── Records supplied ──

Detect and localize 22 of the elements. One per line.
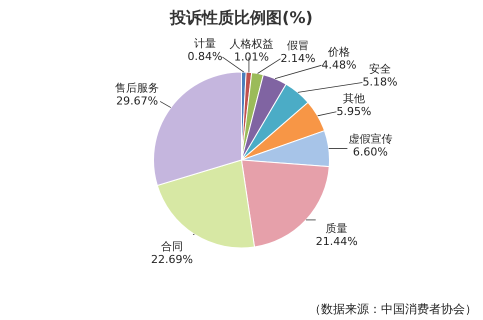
slice-label: 其他 — [342, 92, 365, 105]
slice-label: 价格 — [326, 45, 350, 58]
data-label: 1.01% — [234, 50, 269, 64]
slice-label: 质量 — [326, 222, 348, 235]
data-label: 6.60% — [352, 146, 388, 159]
chart-title: 投诉性质比例图(%) — [169, 8, 313, 27]
slice-label: 售后服务 — [115, 81, 160, 94]
slice-label: 安全 — [368, 62, 391, 76]
slice-label: 虚假宣传 — [348, 132, 392, 146]
slice-label: 人格权益 — [229, 37, 274, 50]
slice-label: 假冒 — [286, 38, 309, 52]
text: （数据来源：中国消费者协会） — [309, 302, 477, 316]
data-label: 4.48% — [321, 58, 356, 72]
data-label: 22.69% — [150, 252, 193, 266]
data-label: 5.18% — [362, 76, 398, 89]
data-label: 2.14% — [280, 52, 316, 65]
slice-label: 计量 — [194, 37, 216, 50]
data-label: 21.44% — [316, 234, 358, 248]
slice-label: 合同 — [160, 240, 183, 253]
data-label: 5.95% — [336, 104, 372, 118]
data-label: 29.67% — [116, 94, 158, 108]
data-label: 0.84% — [187, 50, 222, 64]
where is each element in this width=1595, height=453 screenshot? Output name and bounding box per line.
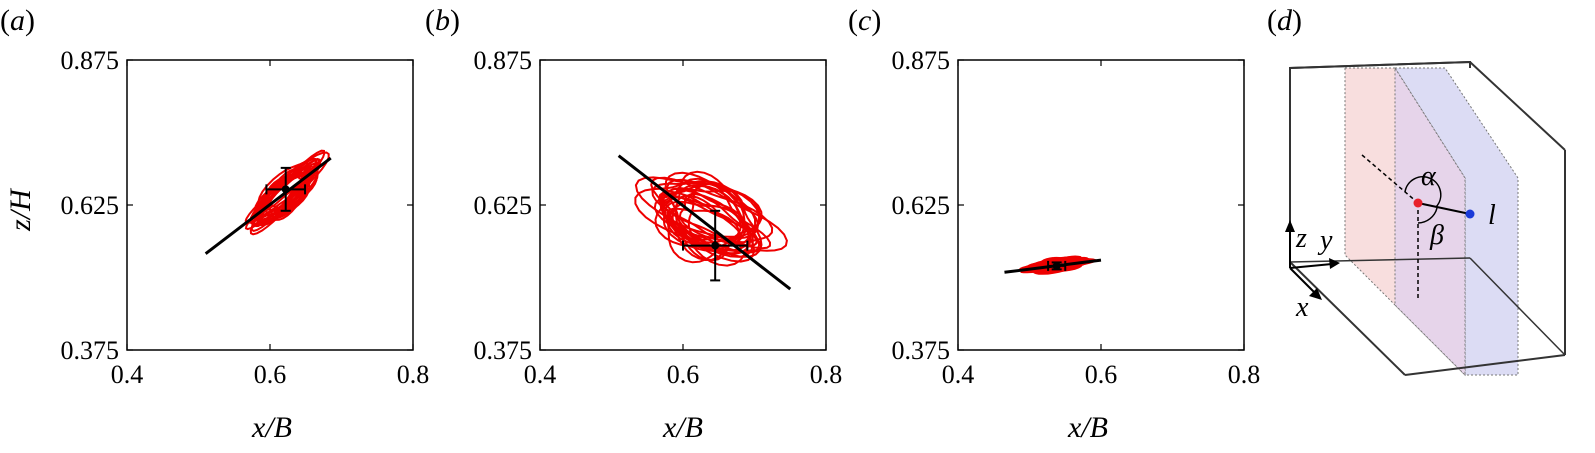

───

What to produce
State how many of the rows above contain the string "data", treating uppercase and lowercase as different. Give only the number.

Final result
10